▸ The exercise: Extract the records below word for word and ignore the images.

################

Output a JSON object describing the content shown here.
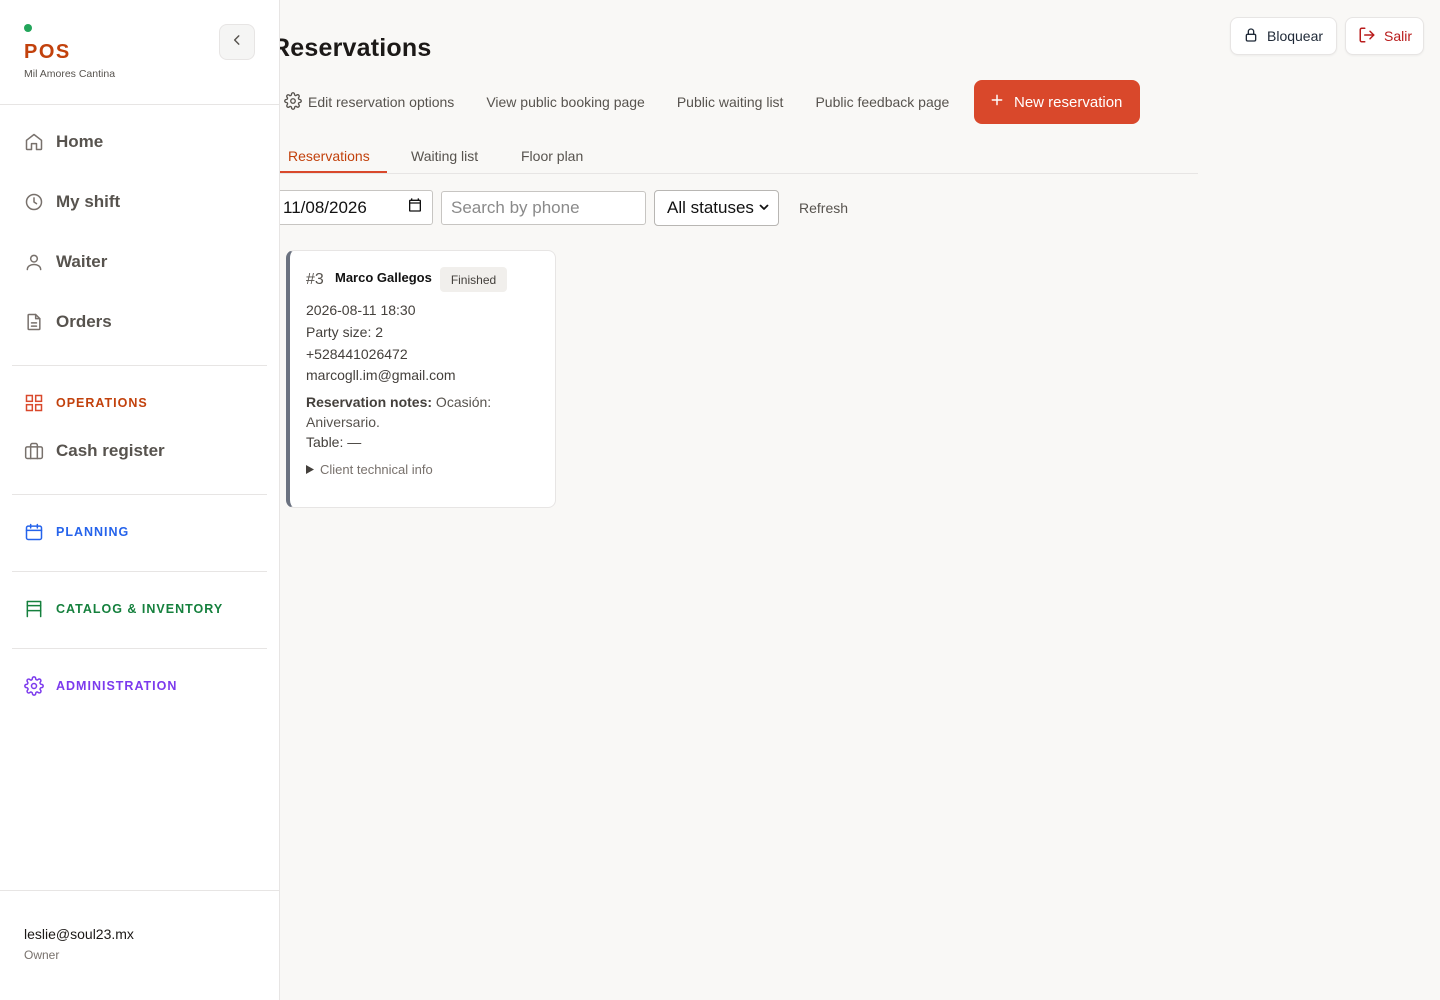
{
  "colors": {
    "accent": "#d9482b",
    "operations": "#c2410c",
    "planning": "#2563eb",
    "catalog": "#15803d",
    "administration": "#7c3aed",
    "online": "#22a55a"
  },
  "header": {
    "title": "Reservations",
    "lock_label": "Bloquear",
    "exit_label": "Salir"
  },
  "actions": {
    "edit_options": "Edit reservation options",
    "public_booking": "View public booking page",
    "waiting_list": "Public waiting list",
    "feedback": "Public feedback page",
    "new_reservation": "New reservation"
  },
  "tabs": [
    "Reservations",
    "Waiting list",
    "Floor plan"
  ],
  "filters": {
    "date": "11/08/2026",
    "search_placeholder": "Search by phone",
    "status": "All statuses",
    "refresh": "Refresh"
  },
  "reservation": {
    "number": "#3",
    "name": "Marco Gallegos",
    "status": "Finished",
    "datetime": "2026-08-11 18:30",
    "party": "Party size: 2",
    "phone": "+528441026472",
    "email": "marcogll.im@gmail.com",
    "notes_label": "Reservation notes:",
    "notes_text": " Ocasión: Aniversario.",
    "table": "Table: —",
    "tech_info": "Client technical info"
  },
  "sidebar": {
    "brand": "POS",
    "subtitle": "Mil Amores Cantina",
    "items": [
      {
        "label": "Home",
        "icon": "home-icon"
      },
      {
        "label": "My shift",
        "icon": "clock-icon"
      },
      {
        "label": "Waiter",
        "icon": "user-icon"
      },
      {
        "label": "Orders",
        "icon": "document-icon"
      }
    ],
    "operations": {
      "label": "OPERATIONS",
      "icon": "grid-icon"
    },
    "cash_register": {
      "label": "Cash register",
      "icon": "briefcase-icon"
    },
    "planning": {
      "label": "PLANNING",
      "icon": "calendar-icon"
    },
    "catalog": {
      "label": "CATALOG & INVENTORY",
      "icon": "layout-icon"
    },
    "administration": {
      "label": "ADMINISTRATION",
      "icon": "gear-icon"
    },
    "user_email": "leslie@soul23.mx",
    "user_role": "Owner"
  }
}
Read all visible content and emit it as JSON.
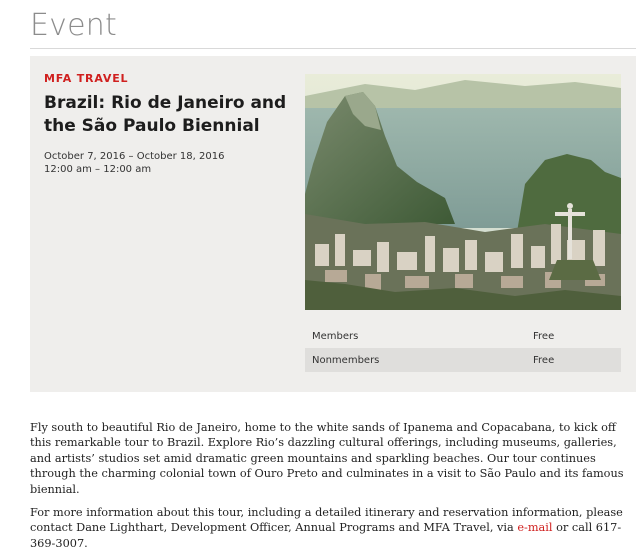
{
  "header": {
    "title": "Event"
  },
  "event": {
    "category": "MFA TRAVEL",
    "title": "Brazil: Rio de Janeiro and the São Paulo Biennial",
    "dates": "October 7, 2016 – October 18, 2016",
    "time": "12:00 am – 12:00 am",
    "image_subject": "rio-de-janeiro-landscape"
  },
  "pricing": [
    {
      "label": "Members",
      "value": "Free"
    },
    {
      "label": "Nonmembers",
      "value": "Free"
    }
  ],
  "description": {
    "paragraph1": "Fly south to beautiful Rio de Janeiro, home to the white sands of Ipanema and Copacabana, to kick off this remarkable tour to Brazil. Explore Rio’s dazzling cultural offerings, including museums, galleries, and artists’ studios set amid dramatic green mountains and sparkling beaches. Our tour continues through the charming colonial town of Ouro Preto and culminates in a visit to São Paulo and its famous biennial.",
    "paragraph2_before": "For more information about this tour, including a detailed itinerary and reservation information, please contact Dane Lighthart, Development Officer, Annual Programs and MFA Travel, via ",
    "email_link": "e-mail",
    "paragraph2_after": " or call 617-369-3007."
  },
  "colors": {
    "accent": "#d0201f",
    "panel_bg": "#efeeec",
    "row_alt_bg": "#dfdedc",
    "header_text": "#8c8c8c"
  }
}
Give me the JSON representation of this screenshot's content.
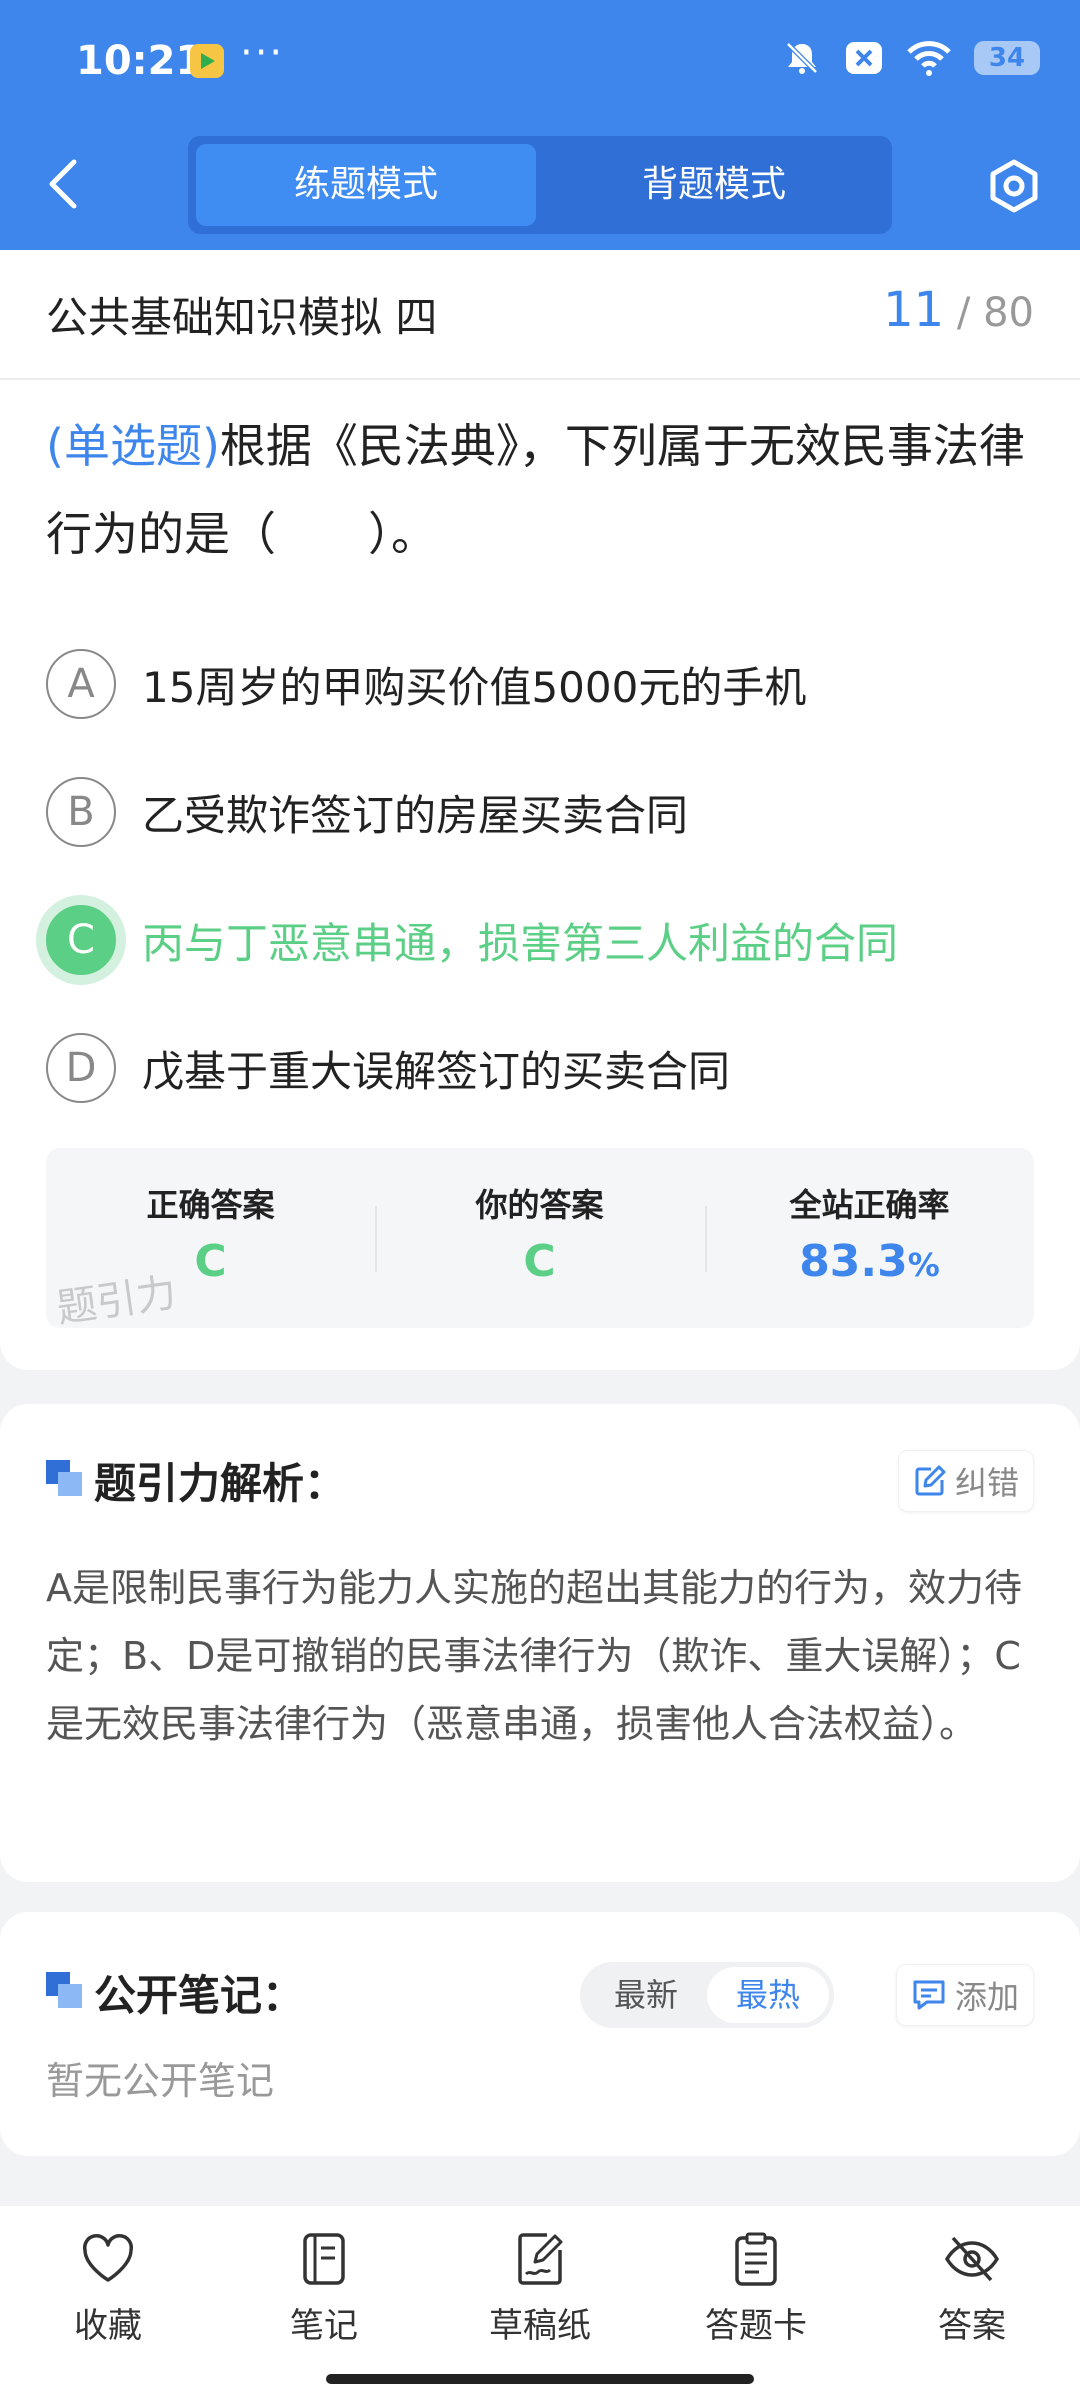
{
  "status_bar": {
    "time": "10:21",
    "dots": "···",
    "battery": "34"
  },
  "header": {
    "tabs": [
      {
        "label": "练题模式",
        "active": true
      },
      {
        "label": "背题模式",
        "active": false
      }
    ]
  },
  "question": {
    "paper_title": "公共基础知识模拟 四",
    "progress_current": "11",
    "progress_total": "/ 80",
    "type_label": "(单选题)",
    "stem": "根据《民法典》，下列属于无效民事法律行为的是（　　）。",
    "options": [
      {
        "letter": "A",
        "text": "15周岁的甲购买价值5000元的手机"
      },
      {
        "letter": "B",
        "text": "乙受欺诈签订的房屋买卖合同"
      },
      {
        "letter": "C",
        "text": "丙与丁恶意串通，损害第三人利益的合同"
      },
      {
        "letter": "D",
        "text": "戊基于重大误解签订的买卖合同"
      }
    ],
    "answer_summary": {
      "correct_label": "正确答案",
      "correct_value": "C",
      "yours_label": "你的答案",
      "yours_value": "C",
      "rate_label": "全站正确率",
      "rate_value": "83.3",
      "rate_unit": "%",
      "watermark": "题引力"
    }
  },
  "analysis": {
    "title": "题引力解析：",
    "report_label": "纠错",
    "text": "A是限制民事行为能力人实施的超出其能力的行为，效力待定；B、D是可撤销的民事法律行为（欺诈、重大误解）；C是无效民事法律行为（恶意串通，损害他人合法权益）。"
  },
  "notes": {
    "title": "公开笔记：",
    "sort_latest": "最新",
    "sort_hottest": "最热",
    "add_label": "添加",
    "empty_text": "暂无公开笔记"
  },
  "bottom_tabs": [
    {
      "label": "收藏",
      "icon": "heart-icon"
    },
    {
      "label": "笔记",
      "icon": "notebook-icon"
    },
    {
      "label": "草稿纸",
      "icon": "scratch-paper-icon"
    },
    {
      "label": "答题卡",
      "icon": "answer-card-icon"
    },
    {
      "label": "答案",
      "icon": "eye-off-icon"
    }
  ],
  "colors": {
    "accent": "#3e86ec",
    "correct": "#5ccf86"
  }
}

################

▸ Solution to the problem:
Output a JSON object describing the content shown here.
{
  "colors": {
    "accent": "#d9482b",
    "operations": "#c2410c",
    "planning": "#2563eb",
    "catalog": "#15803d",
    "administration": "#7c3aed",
    "online": "#22a55a"
  },
  "header": {
    "title": "Reservations",
    "lock_label": "Bloquear",
    "exit_label": "Salir"
  },
  "actions": {
    "edit_options": "Edit reservation options",
    "public_booking": "View public booking page",
    "waiting_list": "Public waiting list",
    "feedback": "Public feedback page",
    "new_reservation": "New reservation"
  },
  "tabs": [
    "Reservations",
    "Waiting list",
    "Floor plan"
  ],
  "filters": {
    "date": "11/08/2026",
    "search_placeholder": "Search by phone",
    "status": "All statuses",
    "refresh": "Refresh"
  },
  "reservation": {
    "number": "#3",
    "name": "Marco Gallegos",
    "status": "Finished",
    "datetime": "2026-08-11 18:30",
    "party": "Party size: 2",
    "phone": "+528441026472",
    "email": "marcogll.im@gmail.com",
    "notes_label": "Reservation notes:",
    "notes_text": " Ocasión: Aniversario.",
    "table": "Table: —",
    "tech_info": "Client technical info"
  },
  "sidebar": {
    "brand": "POS",
    "subtitle": "Mil Amores Cantina",
    "items": [
      {
        "label": "Home",
        "icon": "home-icon"
      },
      {
        "label": "My shift",
        "icon": "clock-icon"
      },
      {
        "label": "Waiter",
        "icon": "user-icon"
      },
      {
        "label": "Orders",
        "icon": "document-icon"
      }
    ],
    "operations": {
      "label": "OPERATIONS",
      "icon": "grid-icon"
    },
    "cash_register": {
      "label": "Cash register",
      "icon": "briefcase-icon"
    },
    "planning": {
      "label": "PLANNING",
      "icon": "calendar-icon"
    },
    "catalog": {
      "label": "CATALOG & INVENTORY",
      "icon": "layout-icon"
    },
    "administration": {
      "label": "ADMINISTRATION",
      "icon": "gear-icon"
    },
    "user_email": "leslie@soul23.mx",
    "user_role": "Owner"
  }
}
Read all visible content and emit it as JSON.
{
  "header": {
    "title": "Event"
  },
  "event": {
    "category": "MFA TRAVEL",
    "title": "Brazil: Rio de Janeiro and the São Paulo Biennial",
    "dates": "October 7, 2016 – October 18, 2016",
    "time": "12:00 am – 12:00 am",
    "image_subject": "rio-de-janeiro-landscape"
  },
  "pricing": [
    {
      "label": "Members",
      "value": "Free"
    },
    {
      "label": "Nonmembers",
      "value": "Free"
    }
  ],
  "description": {
    "paragraph1": "Fly south to beautiful Rio de Janeiro, home to the white sands of Ipanema and Copacabana, to kick off this remarkable tour to Brazil. Explore Rio’s dazzling cultural offerings, including museums, galleries, and artists’ studios set amid dramatic green mountains and sparkling beaches. Our tour continues through the charming colonial town of Ouro Preto and culminates in a visit to São Paulo and its famous biennial.",
    "paragraph2_before": "For more information about this tour, including a detailed itinerary and reservation information, please contact Dane Lighthart, Development Officer, Annual Programs and MFA Travel, via ",
    "email_link": "e-mail",
    "paragraph2_after": " or call 617-369-3007."
  },
  "colors": {
    "accent": "#d0201f",
    "panel_bg": "#efeeec",
    "row_alt_bg": "#dfdedc",
    "header_text": "#8c8c8c"
  }
}
Give me the JSON representation of this screenshot's content.
{
  "status_bar": {
    "time": "10:21",
    "dots": "···",
    "battery": "34"
  },
  "header": {
    "tabs": [
      {
        "label": "练题模式",
        "active": true
      },
      {
        "label": "背题模式",
        "active": false
      }
    ]
  },
  "question": {
    "paper_title": "公共基础知识模拟 四",
    "progress_current": "11",
    "progress_total": "/ 80",
    "type_label": "(单选题)",
    "stem": "根据《民法典》，下列属于无效民事法律行为的是（　　）。",
    "options": [
      {
        "letter": "A",
        "text": "15周岁的甲购买价值5000元的手机"
      },
      {
        "letter": "B",
        "text": "乙受欺诈签订的房屋买卖合同"
      },
      {
        "letter": "C",
        "text": "丙与丁恶意串通，损害第三人利益的合同"
      },
      {
        "letter": "D",
        "text": "戊基于重大误解签订的买卖合同"
      }
    ],
    "answer_summary": {
      "correct_label": "正确答案",
      "correct_value": "C",
      "yours_label": "你的答案",
      "yours_value": "C",
      "rate_label": "全站正确率",
      "rate_value": "83.3",
      "rate_unit": "%",
      "watermark": "题引力"
    }
  },
  "analysis": {
    "title": "题引力解析：",
    "report_label": "纠错",
    "text": "A是限制民事行为能力人实施的超出其能力的行为，效力待定；B、D是可撤销的民事法律行为（欺诈、重大误解）；C是无效民事法律行为（恶意串通，损害他人合法权益）。"
  },
  "notes": {
    "title": "公开笔记：",
    "sort_latest": "最新",
    "sort_hottest": "最热",
    "add_label": "添加",
    "empty_text": "暂无公开笔记"
  },
  "bottom_tabs": [
    {
      "label": "收藏",
      "icon": "heart-icon"
    },
    {
      "label": "笔记",
      "icon": "notebook-icon"
    },
    {
      "label": "草稿纸",
      "icon": "scratch-paper-icon"
    },
    {
      "label": "答题卡",
      "icon": "answer-card-icon"
    },
    {
      "label": "答案",
      "icon": "eye-off-icon"
    }
  ],
  "colors": {
    "accent": "#3e86ec",
    "correct": "#5ccf86"
  }
}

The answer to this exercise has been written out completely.